■ What to do: Lines holding the string "cancer" are the ones to copy; find them all in the data.

[Collected data entries]
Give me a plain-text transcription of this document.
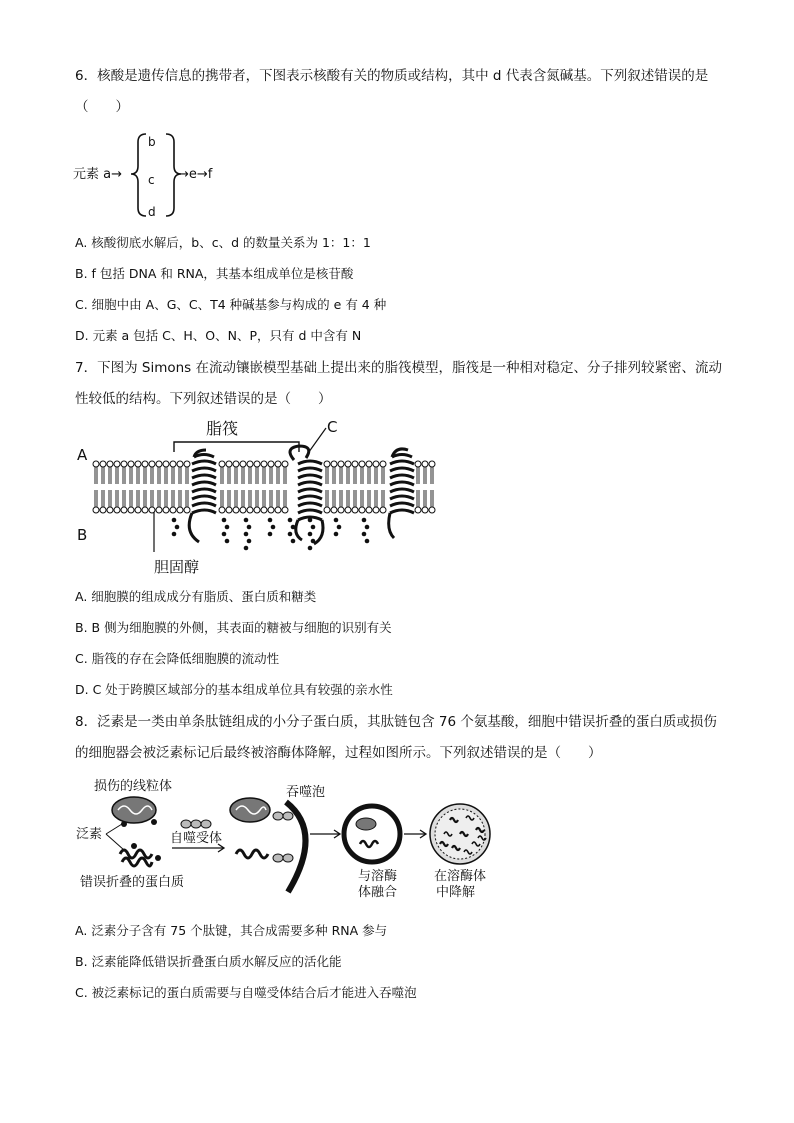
6．核酸是遗传信息的携带者，下图表示核酸有关的物质或结构，其中 d 代表含氮碱基。下列叙述错误的是
（　　）
元素 a→
b
c
d
→e→f
A. 核酸彻底水解后，b、c、d 的数量关系为 1：1：1
B. f 包括 DNA 和 RNA，其基本组成单位是核苷酸
C. 细胞中由 A、G、C、T4 种碱基参与构成的 e 有 4 种
D. 元素 a 包括 C、H、O、N、P，只有 d 中含有 N
7．下图为 Simons 在流动镶嵌模型基础上提出来的脂筏模型，脂筏是一种相对稳定、分子排列较紧密、流动
性较低的结构。下列叙述错误的是（　　）
A
B
脂筏	C
胆固醇
A. 细胞膜的组成成分有脂质、蛋白质和糖类
B. B 侧为细胞膜的外侧，其表面的糖被与细胞的识别有关
C. 脂筏的存在会降低细胞膜的流动性
D. C 处于跨膜区域部分的基本组成单位具有较强的亲水性
8．泛素是一类由单条肽链组成的小分子蛋白质，其肽链包含 76 个氨基酸，细胞中错误折叠的蛋白质或损伤
的细胞器会被泛素标记后最终被溶酶体降解，过程如图所示。下列叙述错误的是（　　）
损伤的线粒体
泛素	自噬受体
错误折叠的蛋白质
吞噬泡
与溶酶
体融合
在溶酶体
中降解
A. 泛素分子含有 75 个肽键，其合成需要多种 RNA 参与
B. 泛素能降低错误折叠蛋白质水解反应的活化能
C. 被泛素标记的蛋白质需要与自噬受体结合后才能进入吞噬泡
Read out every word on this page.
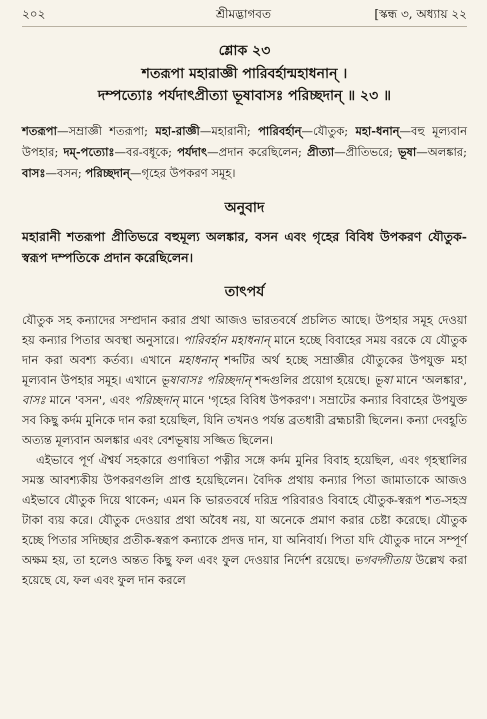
২০২	শ্রীমদ্ভাগবত	[স্কন্ধ ৩, অধ্যায় ২২
শ্লোক ২৩
শতরূপা মহারাজ্ঞী পারিবর্হান্মহাধনান্ ।
দম্পত্যোঃ পর্যদাৎপ্রীত্যা ভূষাবাসঃ পরিচ্ছদান্ ॥ ২৩ ॥
শতরূপা—সম্রাজ্ঞী শতরূপা; মহা-রাজ্ঞী—মহারানী; পারিবর্হান্—যৌতুক; মহা-ধনান্—বহু মূল্যবান উপহার; দম্-পত্যোঃ—বর-বধূকে; পর্যদাৎ—প্রদান করেছিলেন; প্রীত্যা—প্রীতিভরে; ভূষা—অলঙ্কার; বাসঃ—বসন; পরিচ্ছদান্—গৃহের উপকরণ সমূহ।
অনুবাদ
মহারানী শতরূপা প্রীতিভরে বহুমূল্য অলঙ্কার, বসন এবং গৃহের বিবিধ উপকরণ যৌতুক-স্বরূপ দম্পতিকে প্রদান করেছিলেন।
তাৎপর্য

যৌতুক সহ কন্যাদের সম্প্রদান করার প্রথা আজও ভারতবর্ষে প্রচলিত আছে। উপহার সমূহ দেওয়া হয় কন্যার পিতার অবস্থা অনুসারে। পারিবর্হান মহাধনান্ মানে হচ্ছে বিবাহের সময় বরকে যে যৌতুক দান করা অবশ্য কর্তব্য। এখানে মহাধনান্ শব্দটির অর্থ হচ্ছে সম্রাজ্ঞীর যৌতুকের উপযুক্ত মহা মূল্যবান উপহার সমূহ। এখানে ভূষাবাসঃ পরিচ্ছদান্ শব্দগুলির প্রয়োগ হয়েছে। ভূষা মানে 'অলঙ্কার', বাসঃ মানে 'বসন', এবং পরিচ্ছদান্ মানে 'গৃহের বিবিধ উপকরণ'। সম্রাটের কন্যার বিবাহের উপযুক্ত সব কিছু কর্দম মুনিকে দান করা হয়েছিল, যিনি তখনও পর্যন্ত ব্রতধারী ব্রহ্মচারী ছিলেন। কন্যা দেবহূতি অত্যন্ত মূল্যবান অলঙ্কার এবং বেশভূষায় সজ্জিত ছিলেন।

এইভাবে পূর্ণ ঐশ্বর্য সহকারে গুণান্বিতা পত্নীর সঙ্গে কর্দম মুনির বিবাহ হয়েছিল, এবং গৃহস্থালির সমস্ত আবশ্যকীয় উপকরণগুলি প্রাপ্ত হয়েছিলেন। বৈদিক প্রথায় কন্যার পিতা জামাতাকে আজও এইভাবে যৌতুক দিয়ে থাকেন; এমন কি ভারতবর্ষে দরিদ্র পরিবারও বিবাহে যৌতুক-স্বরূপ শত-সহস্র টাকা ব্যয় করে। যৌতুক দেওয়ার প্রথা অবৈধ নয়, যা অনেকে প্রমাণ করার চেষ্টা করেছে। যৌতুক হচ্ছে পিতার সদিচ্ছার প্রতীক-স্বরূপ কন্যাকে প্রদত্ত দান, যা অনিবার্য। পিতা যদি যৌতুক দানে সম্পূর্ণ অক্ষম হয়, তা হলেও অন্তত কিছু ফল এবং ফুল দেওয়ার নির্দেশ রয়েছে। ভগবদ্গীতায় উল্লেখ করা হয়েছে যে, ফল এবং ফুল দান করলে
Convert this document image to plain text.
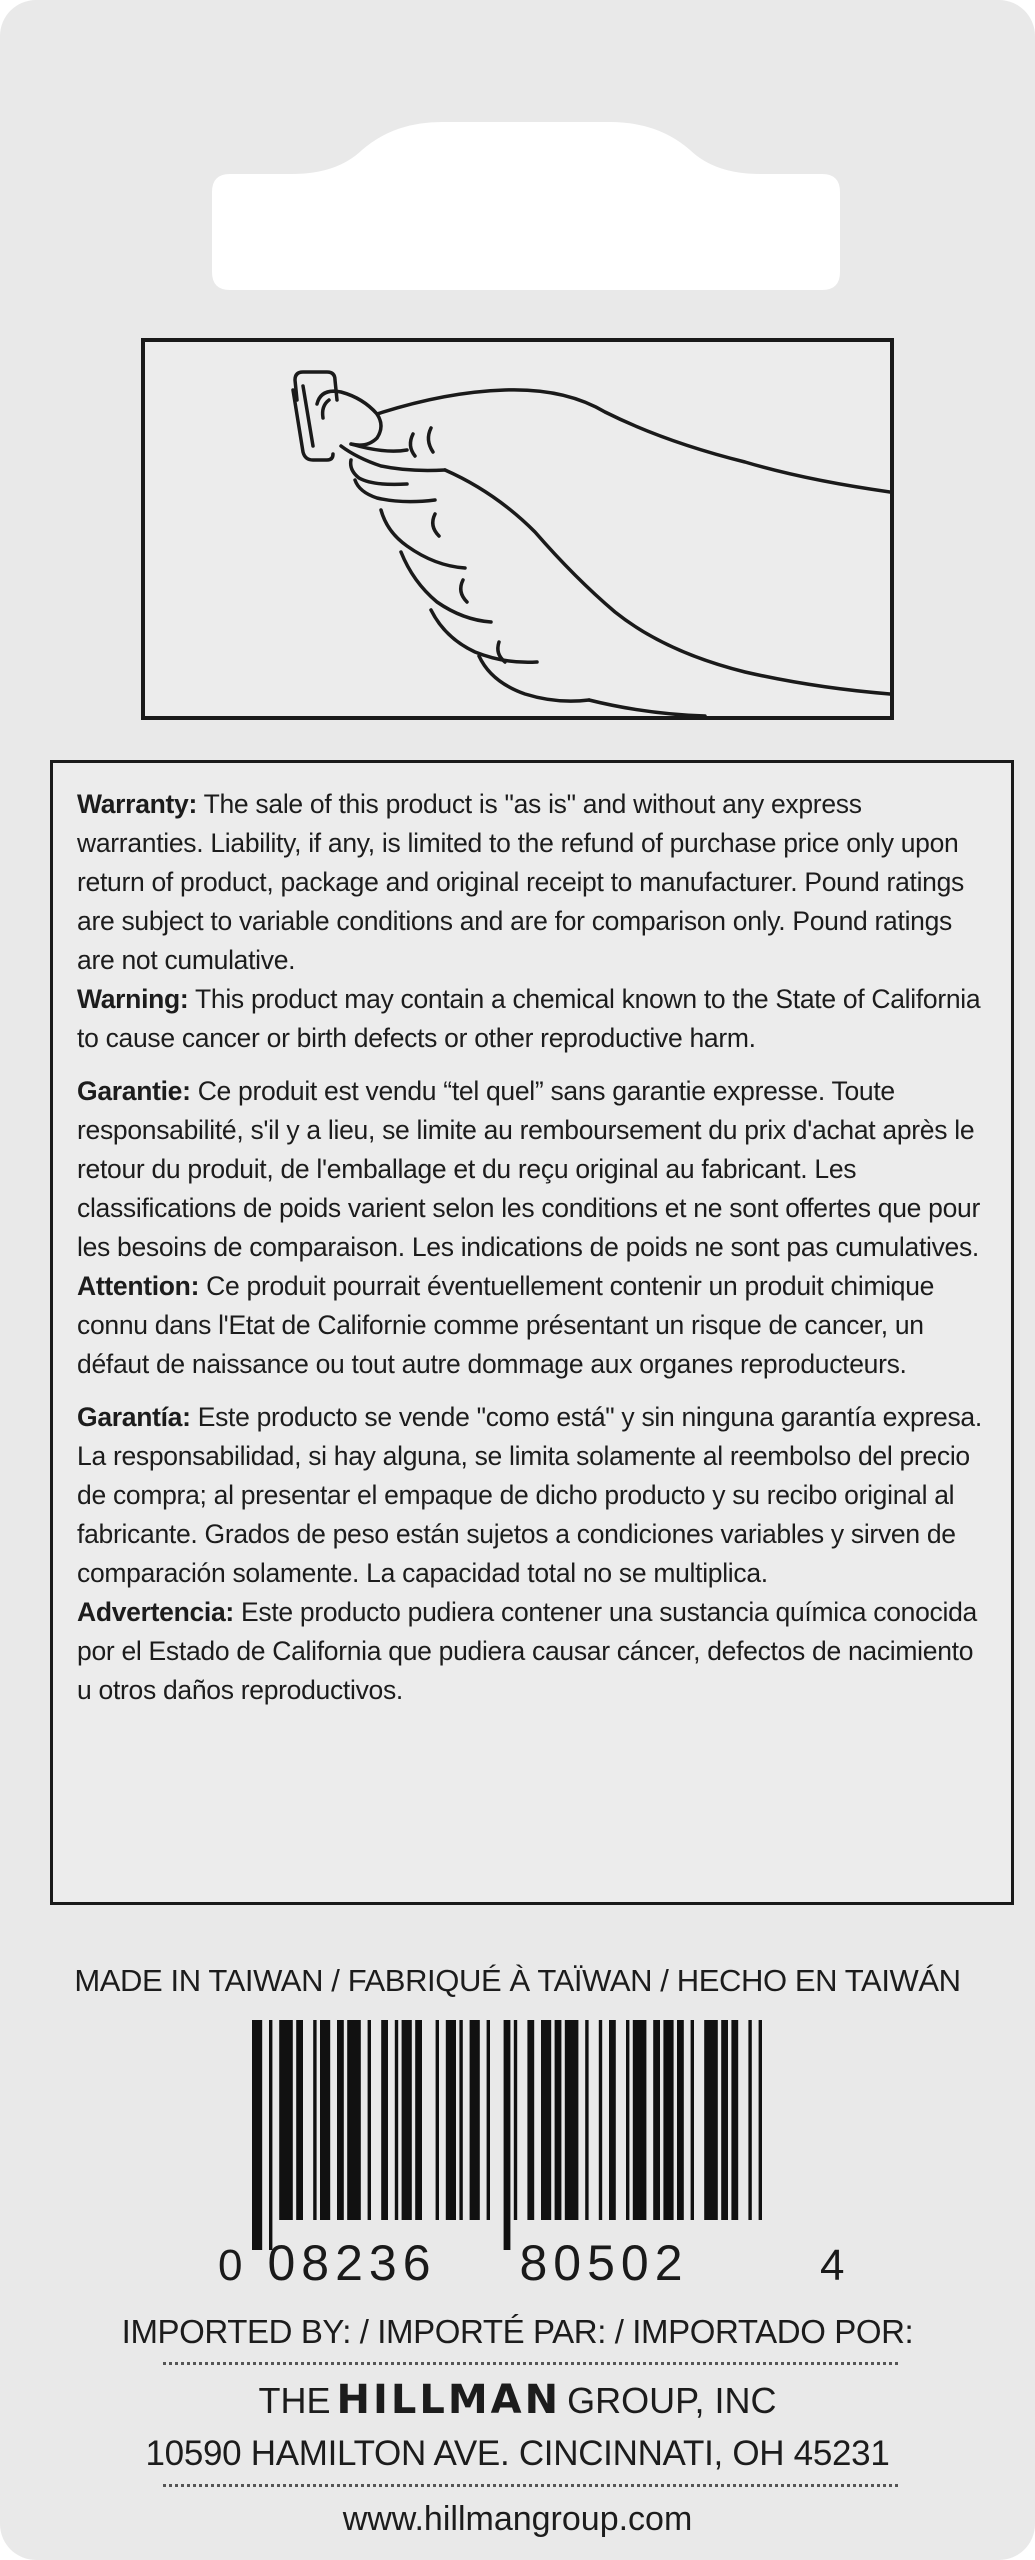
Warranty: The sale of this product is "as is" and without any express warranties. Liability, if any, is limited to the refund of purchase price only upon return of product, package and original receipt to manufacturer. Pound ratings are subject to variable conditions and are for comparison only. Pound ratings are not cumulative.

Warning: This product may contain a chemical known to the State of California to cause cancer or birth defects or other reproductive harm.

Garantie: Ce produit est vendu “tel quel” sans garantie expresse. Toute responsabilité, s'il y a lieu, se limite au remboursement du prix d'achat après le retour du produit, de l'emballage et du reçu original au fabricant. Les classifications de poids varient selon les conditions et ne sont offertes que pour les besoins de comparaison. Les indications de poids ne sont pas cumulatives.

Attention: Ce produit pourrait éventuellement contenir un produit chimique connu dans l'Etat de Californie comme présentant un risque de cancer, un défaut de naissance ou tout autre dommage aux organes reproducteurs.

Garantía: Este producto se vende "como está" y sin ninguna garantía expresa. La responsabilidad, si hay alguna, se limita solamente al reembolso del precio de compra; al presentar el empaque de dicho producto y su recibo original al fabricante. Grados de peso están sujetos a condiciones variables y sirven de comparación solamente. La capacidad total no se multiplica.

Advertencia: Este producto pudiera contener una sustancia química conocida por el Estado de California que pudiera causar cáncer, defectos de nacimiento u otros daños reproductivos.

MADE IN TAIWAN / FABRIQUÉ À TAÏWAN / HECHO EN TAIWÁN
0 08236 80502	4
IMPORTED BY: / IMPORTÉ PAR: / IMPORTADO POR:
THE HILLMAN GROUP, INC
10590 HAMILTON AVE. CINCINNATI, OH 45231
www.hillmangroup.com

■ Finished task:
Warning: This product may contain a chemical known to the State of California to cause cancer or birth defects or other reproductive harm.
Attention: Ce produit pourrait éventuellement contenir un produit chimique connu dans l'Etat de Californie comme présentant un risque de cancer, un défaut de naissance ou tout autre dommage aux organes reproducteurs.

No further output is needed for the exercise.